TEXT-S&P summary: A.T.U Auto-Teile Unger Handels GmbH & Co. KG

(The following statement was released by the rating agency)

Dec 10 -


Summary analysis -- A.T.U Auto-Teile Unger Handels GmbH & Co. KG -- 10-Dec-2012


CREDIT RATING: B-/Negative/-- Country: Germany

Primary SIC: Motor vehicle

parts and



Credit Rating History:

Local currency Foreign currency

20-Dec-2010 B-/-- B-/--

24-Sep-2010 --/-- --/--



The rating on Germany-based auto parts retailer and integrated workshop operator A.T.U Auto-Teile Unger Handels GmbH & Co. KG (ATU), a subsidiary of A.T.U Auto-Teile-Unger Holding GmbH (ATU Holding), reflects Standard & Poor’s Ratings Services’ view of the company’s “highly leveraged” financial risk profile and “weak” business risk profile. Our financial assessment relies on accounts from Auto-Teile-Unger Investment GmbH & Co. KG, an intermediate holding company between ATU and ATU Holding, because ATU doesn’t publish financial accounts.

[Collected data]
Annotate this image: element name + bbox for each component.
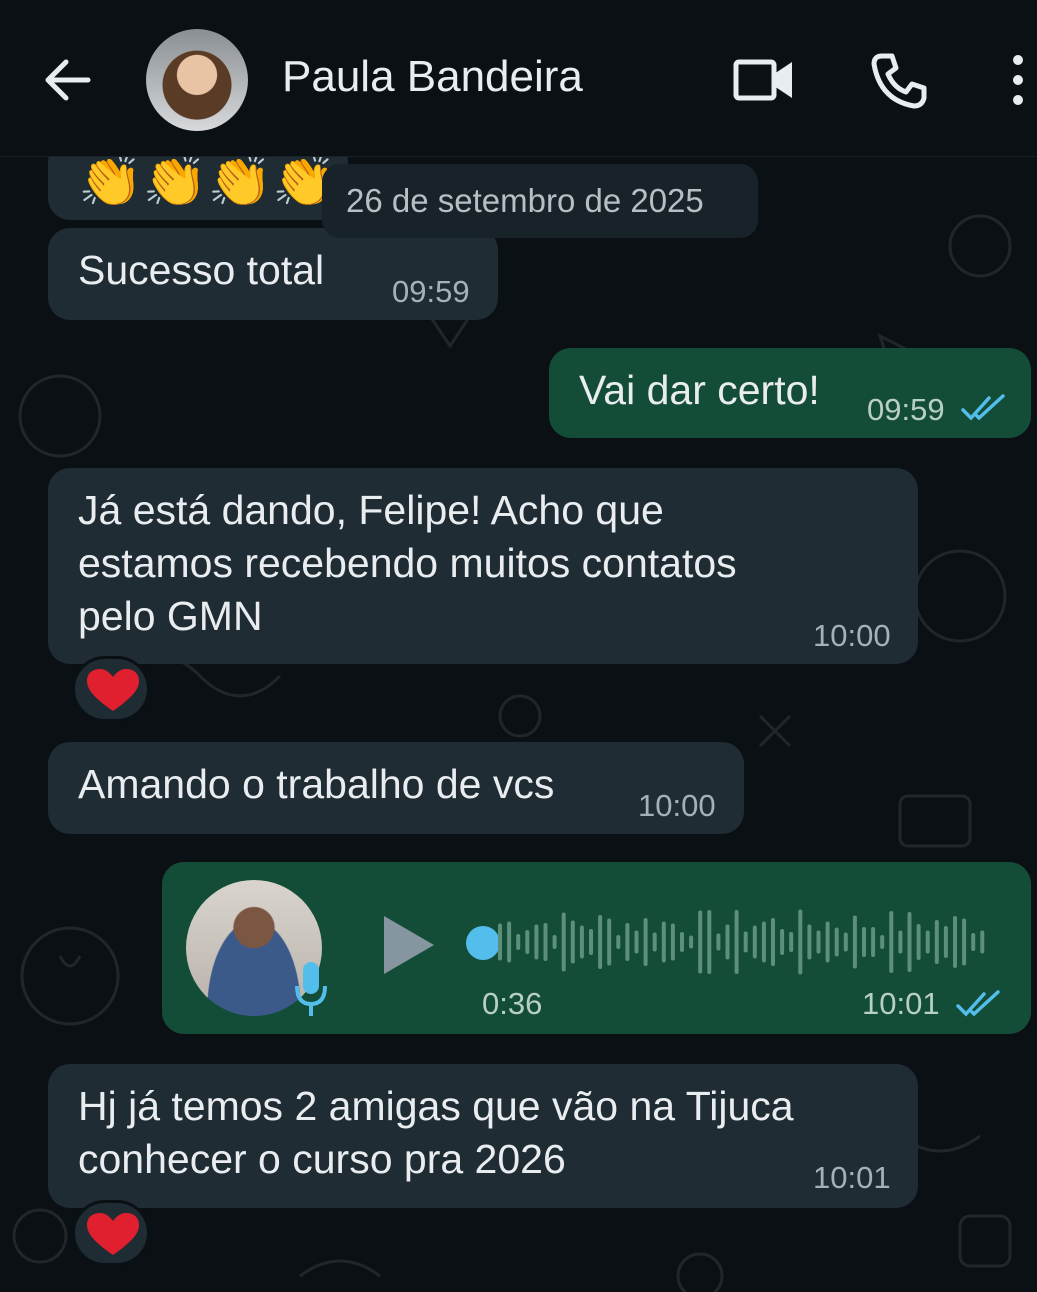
voice-message-bubble[interactable]: 0:36 10:01 — [162, 862, 1031, 1034]
play-icon[interactable] — [380, 912, 438, 978]
read-ticks-icon — [956, 990, 1000, 1017]
chat-header: Paula Bandeira — [0, 0, 1037, 157]
message-time: 10:00 — [813, 618, 891, 653]
date-divider: 26 de setembro de 2025 — [322, 164, 758, 238]
message-text-line: Já está dando, Felipe! Acho que — [78, 487, 664, 533]
video-call-icon[interactable] — [730, 50, 796, 110]
message-time: 10:01 — [813, 1160, 891, 1195]
audio-waveform[interactable] — [496, 906, 996, 978]
message-time: 09:59 — [867, 392, 945, 427]
message-text-line: estamos recebendo muitos contatos — [78, 540, 737, 586]
message-bubble[interactable]: Já está dando, Felipe! Acho que estamos … — [48, 468, 918, 664]
back-arrow-icon[interactable] — [40, 52, 96, 108]
read-ticks-icon — [961, 394, 1005, 421]
message-text: Vai dar certo! — [579, 367, 820, 413]
message-text-line: pelo GMN — [78, 593, 263, 639]
message-bubble[interactable]: Amando o trabalho de vcs 10:00 — [48, 742, 744, 834]
date-divider-label: 26 de setembro de 2025 — [346, 182, 704, 219]
contact-name[interactable]: Paula Bandeira — [282, 52, 583, 102]
message-text-line: Hj já temos 2 amigas que vão na Tijuca — [78, 1083, 794, 1129]
reaction-badge[interactable] — [72, 1200, 150, 1266]
reaction-badge[interactable] — [72, 656, 150, 722]
playback-scrubber[interactable] — [466, 926, 500, 960]
heart-icon — [87, 1213, 139, 1255]
phone-call-icon[interactable] — [868, 50, 930, 110]
message-text-line: conhecer o curso pra 2026 — [78, 1136, 566, 1182]
message-text: Amando o trabalho de vcs — [78, 761, 555, 807]
more-options-icon[interactable] — [1004, 52, 1032, 108]
message-bubble[interactable]: Vai dar certo! 09:59 — [549, 348, 1031, 438]
contact-avatar[interactable] — [146, 29, 248, 131]
message-text: Sucesso total — [78, 247, 325, 293]
message-time: 09:59 — [392, 274, 470, 309]
message-time: 10:01 — [862, 986, 940, 1021]
heart-icon — [87, 669, 139, 711]
message-bubble[interactable]: Hj já temos 2 amigas que vão na Tijuca c… — [48, 1064, 918, 1208]
clapping-hands-emoji: 👏👏👏👏 — [78, 152, 337, 210]
microphone-icon — [295, 962, 327, 1016]
message-time: 10:00 — [638, 788, 716, 823]
voice-duration: 0:36 — [482, 986, 543, 1021]
message-bubble[interactable]: Sucesso total 09:59 — [48, 228, 498, 320]
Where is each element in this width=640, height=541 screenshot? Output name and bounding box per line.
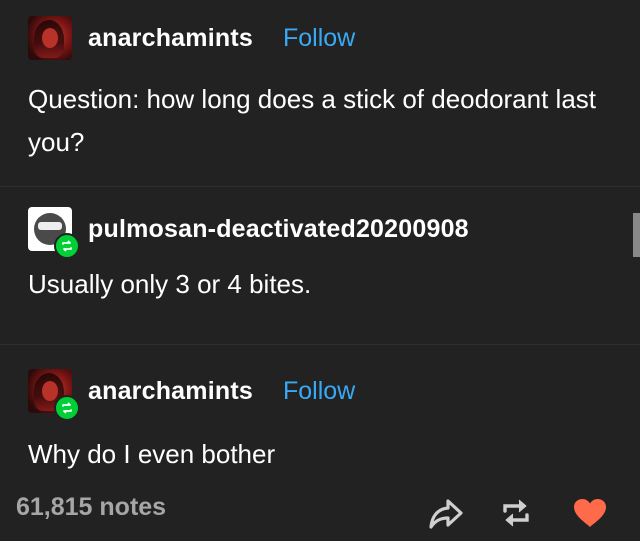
avatar[interactable] (28, 369, 80, 421)
avatar[interactable] (28, 16, 72, 60)
post-body: Why do I even bother (28, 439, 276, 469)
follow-button[interactable]: Follow (283, 377, 355, 406)
post-reblog: pulmosan-deactivated20200908 Usually onl… (0, 187, 640, 344)
reblog-badge-icon (54, 233, 80, 259)
post-header: anarchamints Follow (28, 369, 355, 421)
username[interactable]: pulmosan-deactivated20200908 (88, 215, 469, 244)
post-header: pulmosan-deactivated20200908 (28, 207, 469, 259)
username[interactable]: anarchamints (88, 24, 253, 53)
post-body: Question: how long does a stick of deodo… (28, 84, 597, 157)
share-icon[interactable] (428, 497, 464, 534)
post-body: Usually only 3 or 4 bites. (28, 269, 312, 299)
reblog-badge-icon (54, 395, 80, 421)
scrollbar[interactable] (633, 213, 640, 257)
avatar[interactable] (28, 207, 80, 259)
notes-count[interactable]: 61,815 notes (16, 493, 166, 522)
reblog-icon[interactable] (499, 497, 533, 534)
post-original: anarchamints Follow Question: how long d… (0, 0, 640, 186)
post-footer: 61,815 notes (0, 483, 640, 541)
post-header: anarchamints Follow (28, 16, 355, 60)
username[interactable]: anarchamints (88, 377, 253, 406)
follow-button[interactable]: Follow (283, 24, 355, 53)
like-heart-icon[interactable] (572, 497, 608, 534)
post-reblog: anarchamints Follow Why do I even bother (0, 345, 640, 483)
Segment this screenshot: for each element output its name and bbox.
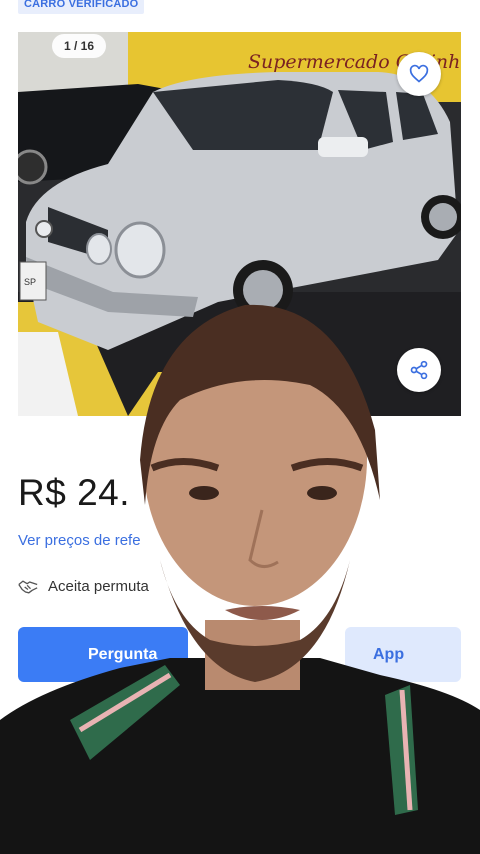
verified-car-badge: CARRO VERIFICADO	[18, 0, 145, 14]
license-plate-text: SP	[24, 277, 36, 287]
presenter-video-overlay	[0, 304, 480, 854]
heart-icon	[409, 64, 429, 83]
favorite-button[interactable]	[397, 52, 441, 96]
photo-counter: 1 / 16	[52, 34, 107, 58]
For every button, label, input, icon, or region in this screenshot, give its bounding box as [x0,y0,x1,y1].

:: Given request A ::
In the S&P summary, which company's accounts does the financial assessment rely on?
:: Given request B ::
Can you condense the paragraph of the S&P summary that begins "The rating on Germany-based auto parts retailer" into a short list that keeps its main facts?

:: Worked answer A ::
Auto-Teile-Unger Investment GmbH & Co. KG, an intermediate holding company between ATU and ATU Holding.

:: Worked answer B ::
- ATU is a Germany-based auto parts retailer and integrated workshop operator and a subsidiary of A.T.U Auto-Teile-Unger Holding GmbH (ATU Holding).
- Its rating reflects Standard & Poor's view of a "highly leveraged" financial risk profile and a "weak" business risk profile.
- ATU doesn't publish financial accounts, so the financial assessment uses accounts from Auto-Teile-Unger Investment GmbH & Co. KG, an intermediate holding company between ATU and ATU Holding.